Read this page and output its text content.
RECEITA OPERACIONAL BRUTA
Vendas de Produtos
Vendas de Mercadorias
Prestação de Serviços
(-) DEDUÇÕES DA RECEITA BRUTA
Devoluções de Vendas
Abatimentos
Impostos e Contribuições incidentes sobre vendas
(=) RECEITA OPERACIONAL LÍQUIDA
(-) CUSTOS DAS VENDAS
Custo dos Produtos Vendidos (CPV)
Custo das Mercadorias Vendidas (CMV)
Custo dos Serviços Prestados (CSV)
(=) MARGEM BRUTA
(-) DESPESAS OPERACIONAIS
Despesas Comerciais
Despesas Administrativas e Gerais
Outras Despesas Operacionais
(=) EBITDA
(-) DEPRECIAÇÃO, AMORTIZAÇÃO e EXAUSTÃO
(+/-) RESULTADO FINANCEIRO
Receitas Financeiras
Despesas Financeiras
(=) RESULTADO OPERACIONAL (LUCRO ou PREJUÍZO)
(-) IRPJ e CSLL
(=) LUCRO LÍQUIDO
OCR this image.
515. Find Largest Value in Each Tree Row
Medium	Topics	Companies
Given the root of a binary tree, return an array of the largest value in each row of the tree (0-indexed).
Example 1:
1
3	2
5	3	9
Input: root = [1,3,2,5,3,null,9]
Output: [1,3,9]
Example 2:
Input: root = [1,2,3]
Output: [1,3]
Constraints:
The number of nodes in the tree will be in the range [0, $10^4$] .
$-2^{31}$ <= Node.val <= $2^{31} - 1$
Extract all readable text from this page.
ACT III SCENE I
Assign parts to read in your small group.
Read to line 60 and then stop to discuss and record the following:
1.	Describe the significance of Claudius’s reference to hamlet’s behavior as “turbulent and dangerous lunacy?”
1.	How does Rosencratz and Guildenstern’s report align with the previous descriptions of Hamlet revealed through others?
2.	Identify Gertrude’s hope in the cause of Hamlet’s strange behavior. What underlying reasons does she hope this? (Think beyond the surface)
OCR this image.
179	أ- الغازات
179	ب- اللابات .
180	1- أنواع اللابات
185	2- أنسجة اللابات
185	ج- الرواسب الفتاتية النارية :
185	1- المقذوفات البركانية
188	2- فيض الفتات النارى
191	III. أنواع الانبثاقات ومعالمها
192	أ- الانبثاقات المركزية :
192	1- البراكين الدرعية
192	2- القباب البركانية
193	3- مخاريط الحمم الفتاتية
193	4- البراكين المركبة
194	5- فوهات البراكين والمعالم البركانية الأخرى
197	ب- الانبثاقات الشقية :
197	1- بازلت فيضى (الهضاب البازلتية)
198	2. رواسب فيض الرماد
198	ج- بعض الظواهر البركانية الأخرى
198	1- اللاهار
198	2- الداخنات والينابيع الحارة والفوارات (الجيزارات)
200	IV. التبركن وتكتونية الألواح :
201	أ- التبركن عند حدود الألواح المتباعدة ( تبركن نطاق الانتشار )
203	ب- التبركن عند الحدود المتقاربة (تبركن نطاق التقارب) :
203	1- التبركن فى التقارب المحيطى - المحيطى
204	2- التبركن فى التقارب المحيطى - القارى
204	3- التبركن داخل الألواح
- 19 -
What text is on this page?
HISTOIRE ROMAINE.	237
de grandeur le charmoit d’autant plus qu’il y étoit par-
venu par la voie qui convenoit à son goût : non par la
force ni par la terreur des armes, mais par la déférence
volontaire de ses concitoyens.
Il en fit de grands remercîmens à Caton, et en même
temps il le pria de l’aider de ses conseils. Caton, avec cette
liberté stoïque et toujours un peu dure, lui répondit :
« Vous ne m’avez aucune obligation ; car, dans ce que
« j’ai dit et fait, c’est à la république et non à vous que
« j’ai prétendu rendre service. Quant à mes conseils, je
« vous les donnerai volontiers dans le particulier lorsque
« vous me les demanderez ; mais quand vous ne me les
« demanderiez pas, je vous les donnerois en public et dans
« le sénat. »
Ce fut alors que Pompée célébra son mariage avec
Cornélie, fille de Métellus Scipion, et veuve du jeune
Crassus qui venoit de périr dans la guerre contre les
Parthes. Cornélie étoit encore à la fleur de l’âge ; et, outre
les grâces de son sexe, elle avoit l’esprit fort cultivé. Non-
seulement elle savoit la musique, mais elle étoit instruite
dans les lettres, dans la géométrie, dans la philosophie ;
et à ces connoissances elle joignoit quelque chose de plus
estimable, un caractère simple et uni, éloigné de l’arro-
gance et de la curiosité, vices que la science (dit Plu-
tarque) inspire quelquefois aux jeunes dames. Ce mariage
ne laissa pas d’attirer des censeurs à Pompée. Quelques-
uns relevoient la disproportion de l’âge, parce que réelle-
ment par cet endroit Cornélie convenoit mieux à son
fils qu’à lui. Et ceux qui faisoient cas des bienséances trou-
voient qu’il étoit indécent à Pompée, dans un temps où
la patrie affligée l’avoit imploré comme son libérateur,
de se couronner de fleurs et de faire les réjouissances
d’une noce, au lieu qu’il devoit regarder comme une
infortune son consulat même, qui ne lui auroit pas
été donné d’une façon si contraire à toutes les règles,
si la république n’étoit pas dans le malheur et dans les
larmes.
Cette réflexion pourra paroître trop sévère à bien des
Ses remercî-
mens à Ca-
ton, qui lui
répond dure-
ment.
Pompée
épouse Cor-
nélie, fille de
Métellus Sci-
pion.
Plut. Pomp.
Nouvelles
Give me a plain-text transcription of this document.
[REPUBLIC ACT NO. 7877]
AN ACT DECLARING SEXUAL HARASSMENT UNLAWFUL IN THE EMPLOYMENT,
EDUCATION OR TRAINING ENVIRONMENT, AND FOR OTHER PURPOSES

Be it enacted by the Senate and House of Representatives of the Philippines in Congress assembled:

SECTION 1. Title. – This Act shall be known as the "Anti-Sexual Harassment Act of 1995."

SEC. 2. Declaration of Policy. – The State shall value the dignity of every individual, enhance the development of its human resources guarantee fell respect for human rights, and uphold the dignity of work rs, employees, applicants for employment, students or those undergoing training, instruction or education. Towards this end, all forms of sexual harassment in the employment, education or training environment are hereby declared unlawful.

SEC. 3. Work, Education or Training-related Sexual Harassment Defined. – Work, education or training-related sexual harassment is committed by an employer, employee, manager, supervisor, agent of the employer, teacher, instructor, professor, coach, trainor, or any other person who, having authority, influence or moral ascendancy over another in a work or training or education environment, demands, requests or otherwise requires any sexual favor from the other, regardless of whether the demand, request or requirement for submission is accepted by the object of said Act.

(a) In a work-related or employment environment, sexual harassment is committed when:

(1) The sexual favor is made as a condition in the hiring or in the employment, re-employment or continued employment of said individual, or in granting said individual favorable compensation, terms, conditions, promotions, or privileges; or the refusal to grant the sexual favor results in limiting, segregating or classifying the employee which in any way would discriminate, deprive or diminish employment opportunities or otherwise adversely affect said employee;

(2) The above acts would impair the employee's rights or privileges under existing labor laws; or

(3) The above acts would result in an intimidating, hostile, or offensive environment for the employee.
=======
* TASK DESCRIPTION
Copy all lines from the listing that contain "التقارب".

* SOLUTION FOR THIS PROBLEM
203	ب- التبركن عند الحدود المتقاربة (تبركن نطاق التقارب) :
203	1- التبركن فى التقارب المحيطى - المحيطى
204	2- التبركن فى التقارب المحيطى - القارى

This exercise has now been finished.